-- Input data start --

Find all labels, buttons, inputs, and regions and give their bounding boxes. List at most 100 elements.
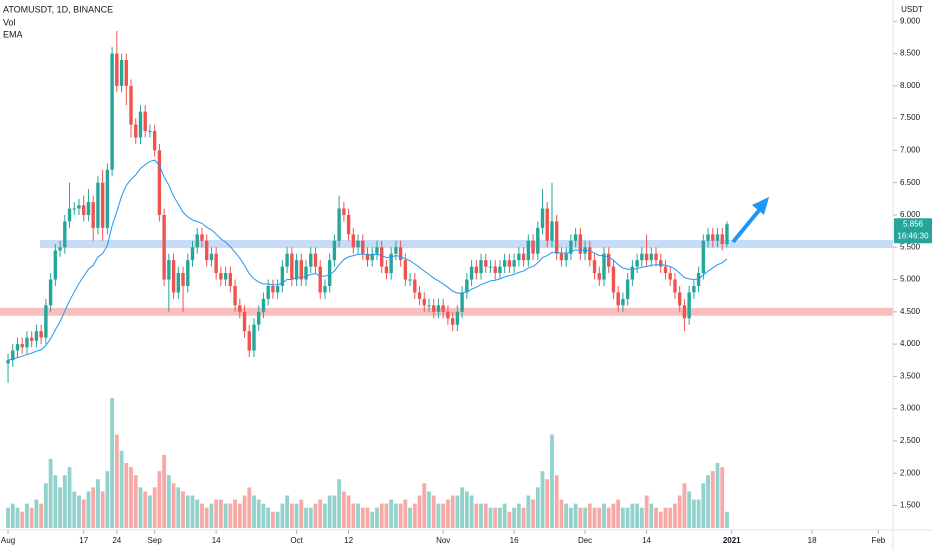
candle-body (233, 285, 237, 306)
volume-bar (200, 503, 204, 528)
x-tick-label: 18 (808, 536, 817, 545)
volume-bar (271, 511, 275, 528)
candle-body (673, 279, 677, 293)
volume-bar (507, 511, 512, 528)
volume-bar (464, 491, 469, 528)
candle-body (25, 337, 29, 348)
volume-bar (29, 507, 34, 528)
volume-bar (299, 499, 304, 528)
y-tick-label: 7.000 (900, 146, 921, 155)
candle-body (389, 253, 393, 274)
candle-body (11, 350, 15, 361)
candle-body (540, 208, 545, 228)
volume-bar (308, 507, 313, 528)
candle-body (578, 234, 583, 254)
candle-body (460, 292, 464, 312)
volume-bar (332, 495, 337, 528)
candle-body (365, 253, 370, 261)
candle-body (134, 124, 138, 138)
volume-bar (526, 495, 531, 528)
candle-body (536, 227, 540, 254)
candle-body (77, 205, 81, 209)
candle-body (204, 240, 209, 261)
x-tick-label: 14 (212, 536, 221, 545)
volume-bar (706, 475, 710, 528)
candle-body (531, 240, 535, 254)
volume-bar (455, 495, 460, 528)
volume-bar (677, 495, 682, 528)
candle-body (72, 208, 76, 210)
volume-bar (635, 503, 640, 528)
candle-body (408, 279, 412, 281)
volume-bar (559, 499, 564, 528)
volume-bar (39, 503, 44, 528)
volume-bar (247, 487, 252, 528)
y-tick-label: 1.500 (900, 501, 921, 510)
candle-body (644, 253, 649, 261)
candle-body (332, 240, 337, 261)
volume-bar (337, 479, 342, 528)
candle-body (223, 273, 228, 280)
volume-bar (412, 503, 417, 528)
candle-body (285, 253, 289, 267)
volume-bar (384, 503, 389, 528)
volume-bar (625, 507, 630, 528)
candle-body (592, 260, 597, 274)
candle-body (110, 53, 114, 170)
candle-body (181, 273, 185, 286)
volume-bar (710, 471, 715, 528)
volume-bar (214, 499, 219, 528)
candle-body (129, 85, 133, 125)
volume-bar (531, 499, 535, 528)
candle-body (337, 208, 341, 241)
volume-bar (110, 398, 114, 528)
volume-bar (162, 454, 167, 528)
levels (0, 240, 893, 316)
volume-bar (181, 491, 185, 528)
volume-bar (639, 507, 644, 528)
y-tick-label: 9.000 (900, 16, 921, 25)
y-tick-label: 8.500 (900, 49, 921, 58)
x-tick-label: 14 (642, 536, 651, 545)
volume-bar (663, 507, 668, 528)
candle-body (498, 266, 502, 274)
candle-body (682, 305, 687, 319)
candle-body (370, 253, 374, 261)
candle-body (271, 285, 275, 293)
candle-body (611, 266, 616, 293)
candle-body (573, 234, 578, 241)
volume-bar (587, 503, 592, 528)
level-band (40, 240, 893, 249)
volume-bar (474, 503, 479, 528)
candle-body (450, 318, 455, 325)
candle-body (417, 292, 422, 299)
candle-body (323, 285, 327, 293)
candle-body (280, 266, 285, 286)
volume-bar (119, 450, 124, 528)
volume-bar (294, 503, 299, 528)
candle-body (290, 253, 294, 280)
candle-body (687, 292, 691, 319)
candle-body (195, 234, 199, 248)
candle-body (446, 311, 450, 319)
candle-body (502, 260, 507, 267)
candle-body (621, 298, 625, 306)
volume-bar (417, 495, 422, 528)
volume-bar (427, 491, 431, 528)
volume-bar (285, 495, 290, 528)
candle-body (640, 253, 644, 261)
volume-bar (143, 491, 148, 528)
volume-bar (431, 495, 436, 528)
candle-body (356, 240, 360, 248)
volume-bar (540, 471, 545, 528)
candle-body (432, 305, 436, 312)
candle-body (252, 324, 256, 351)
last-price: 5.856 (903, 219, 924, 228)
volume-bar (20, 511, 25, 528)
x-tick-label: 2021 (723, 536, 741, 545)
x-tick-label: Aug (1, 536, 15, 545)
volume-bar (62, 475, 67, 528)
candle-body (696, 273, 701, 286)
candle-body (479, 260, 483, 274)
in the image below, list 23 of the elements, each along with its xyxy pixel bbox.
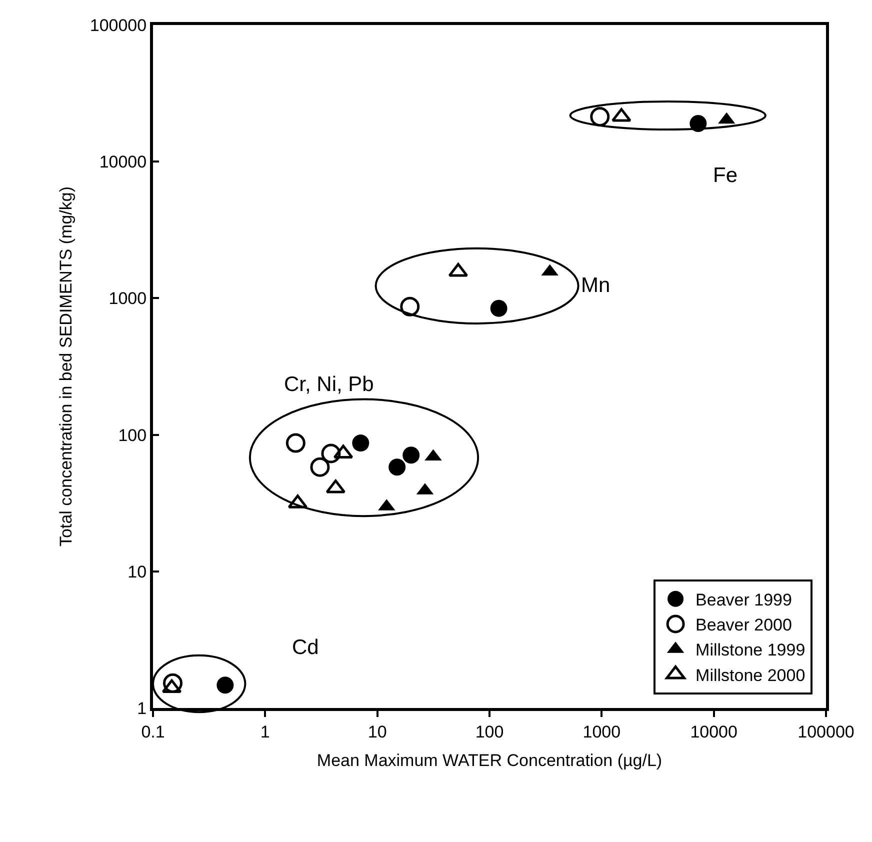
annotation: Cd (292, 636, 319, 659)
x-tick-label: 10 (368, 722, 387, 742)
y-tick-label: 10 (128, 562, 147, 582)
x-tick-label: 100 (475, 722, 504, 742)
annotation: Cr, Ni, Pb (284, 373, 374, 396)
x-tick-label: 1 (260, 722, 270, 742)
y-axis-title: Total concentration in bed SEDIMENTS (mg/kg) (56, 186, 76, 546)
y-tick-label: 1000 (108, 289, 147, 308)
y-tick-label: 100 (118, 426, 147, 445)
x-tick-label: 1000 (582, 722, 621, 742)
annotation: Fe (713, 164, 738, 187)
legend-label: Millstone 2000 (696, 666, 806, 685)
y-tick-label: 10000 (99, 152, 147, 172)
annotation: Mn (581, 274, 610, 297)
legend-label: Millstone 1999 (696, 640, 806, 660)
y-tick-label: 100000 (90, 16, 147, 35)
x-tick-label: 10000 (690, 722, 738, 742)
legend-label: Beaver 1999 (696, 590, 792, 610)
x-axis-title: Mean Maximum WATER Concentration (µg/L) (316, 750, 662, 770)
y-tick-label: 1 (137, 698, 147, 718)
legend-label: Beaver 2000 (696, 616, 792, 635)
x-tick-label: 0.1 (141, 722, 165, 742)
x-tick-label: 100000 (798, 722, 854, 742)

-- Input data end --

(Aim): Please retype every line of the records above word for word, leaving out the pictures.

(Answer to this exercise):
Find all labels, buttons, inputs, and regions and give their bounding boxes. List at most 100 elements.
candle-body (233, 285, 237, 306)
volume-bar (200, 503, 204, 528)
x-tick-label: 18 (808, 536, 817, 545)
volume-bar (271, 511, 275, 528)
candle-body (673, 279, 677, 293)
volume-bar (507, 511, 512, 528)
volume-bar (464, 491, 469, 528)
candle-body (25, 337, 29, 348)
volume-bar (29, 507, 34, 528)
volume-bar (299, 499, 304, 528)
y-tick-label: 7.000 (900, 146, 921, 155)
candle-body (389, 253, 393, 274)
candle-body (11, 350, 15, 361)
candle-body (540, 208, 545, 228)
volume-bar (308, 507, 313, 528)
candle-body (578, 234, 583, 254)
candle-body (460, 292, 464, 312)
volume-bar (332, 495, 337, 528)
candle-body (365, 253, 370, 261)
candle-body (134, 124, 138, 138)
volume-bar (526, 495, 531, 528)
candle-body (536, 227, 540, 254)
candle-body (77, 205, 81, 209)
candle-body (204, 240, 209, 261)
x-tick-label: 14 (212, 536, 221, 545)
volume-bar (706, 475, 710, 528)
candle-body (531, 240, 535, 254)
volume-bar (455, 495, 460, 528)
volume-bar (677, 495, 682, 528)
candle-body (72, 208, 76, 210)
volume-bar (635, 503, 640, 528)
candle-body (408, 279, 412, 281)
volume-bar (559, 499, 564, 528)
volume-bar (39, 503, 44, 528)
volume-bar (247, 487, 252, 528)
y-tick-label: 1.500 (900, 501, 921, 510)
candle-body (644, 253, 649, 261)
candle-body (332, 240, 337, 261)
volume-bar (337, 479, 342, 528)
candle-body (223, 273, 228, 280)
volume-bar (412, 503, 417, 528)
candle-body (285, 253, 289, 267)
volume-bar (384, 503, 389, 528)
volume-bar (625, 507, 630, 528)
candle-body (592, 260, 597, 274)
candle-body (110, 53, 114, 170)
candle-body (181, 273, 185, 286)
volume-bar (710, 471, 715, 528)
volume-bar (214, 499, 219, 528)
candle-body (129, 85, 133, 125)
volume-bar (531, 499, 535, 528)
candle-body (337, 208, 341, 241)
volume-bar (110, 398, 114, 528)
volume-bar (162, 454, 167, 528)
levels (0, 240, 893, 316)
volume-bar (181, 491, 185, 528)
volume-bar (639, 507, 644, 528)
y-tick-label: 9.000 (900, 16, 921, 25)
y-tick-label: 8.500 (900, 49, 921, 58)
x-tick-label: 14 (642, 536, 651, 545)
volume-bar (663, 507, 668, 528)
candle-body (498, 266, 502, 274)
candle-body (682, 305, 687, 319)
candle-body (370, 253, 374, 261)
candle-body (271, 285, 275, 293)
candle-body (611, 266, 616, 293)
candle-body (573, 234, 578, 241)
volume-bar (587, 503, 592, 528)
level-band (40, 240, 893, 249)
volume-bar (474, 503, 479, 528)
candle-body (450, 318, 455, 325)
candle-body (417, 292, 422, 299)
candle-body (323, 285, 327, 293)
candle-body (280, 266, 285, 286)
volume-bar (119, 450, 124, 528)
volume-bar (294, 503, 299, 528)
candle-body (290, 253, 294, 280)
candle-body (687, 292, 691, 319)
candle-body (195, 234, 199, 248)
candle-body (446, 311, 450, 319)
candle-body (502, 260, 507, 267)
candle-body (621, 298, 625, 306)
volume-bar (417, 495, 422, 528)
volume-bar (427, 491, 431, 528)
volume-bar (285, 495, 290, 528)
candle-body (640, 253, 644, 261)
volume-bar (143, 491, 148, 528)
volume-bar (431, 495, 436, 528)
candle-body (356, 240, 360, 248)
volume-bar (540, 471, 545, 528)
candle-body (432, 305, 436, 312)
candle-body (252, 324, 256, 351)
last-price: 5.856 (903, 219, 924, 228)
volume-bar (20, 511, 25, 528)
x-tick-label: 2021 (723, 536, 741, 545)
x-tick-label: Aug (1, 536, 15, 545)
volume-bar (62, 475, 67, 528)
candle-body (696, 273, 701, 286)
candle-body (479, 260, 483, 274)
in the image below, list 23 of the elements, each along with its xyxy pixel bbox.
annotation: Cd (292, 636, 319, 659)
x-tick-label: 10 (368, 722, 387, 742)
y-tick-label: 10 (128, 562, 147, 582)
x-tick-label: 100 (475, 722, 504, 742)
annotation: Cr, Ni, Pb (284, 373, 374, 396)
x-tick-label: 1 (260, 722, 270, 742)
y-axis-title: Total concentration in bed SEDIMENTS (mg/kg) (56, 186, 76, 546)
y-tick-label: 1000 (108, 289, 147, 308)
y-tick-label: 100 (118, 426, 147, 445)
x-tick-label: 1000 (582, 722, 621, 742)
annotation: Fe (713, 164, 738, 187)
legend-label: Millstone 2000 (696, 666, 806, 685)
y-tick-label: 10000 (99, 152, 147, 172)
annotation: Mn (581, 274, 610, 297)
legend-label: Millstone 1999 (696, 640, 806, 660)
y-tick-label: 100000 (90, 16, 147, 35)
x-tick-label: 10000 (690, 722, 738, 742)
legend-label: Beaver 1999 (696, 590, 792, 610)
x-axis-title: Mean Maximum WATER Concentration (µg/L) (316, 750, 662, 770)
y-tick-label: 1 (137, 698, 147, 718)
legend-label: Beaver 2000 (696, 616, 792, 635)
x-tick-label: 0.1 (141, 722, 165, 742)
x-tick-label: 100000 (798, 722, 854, 742)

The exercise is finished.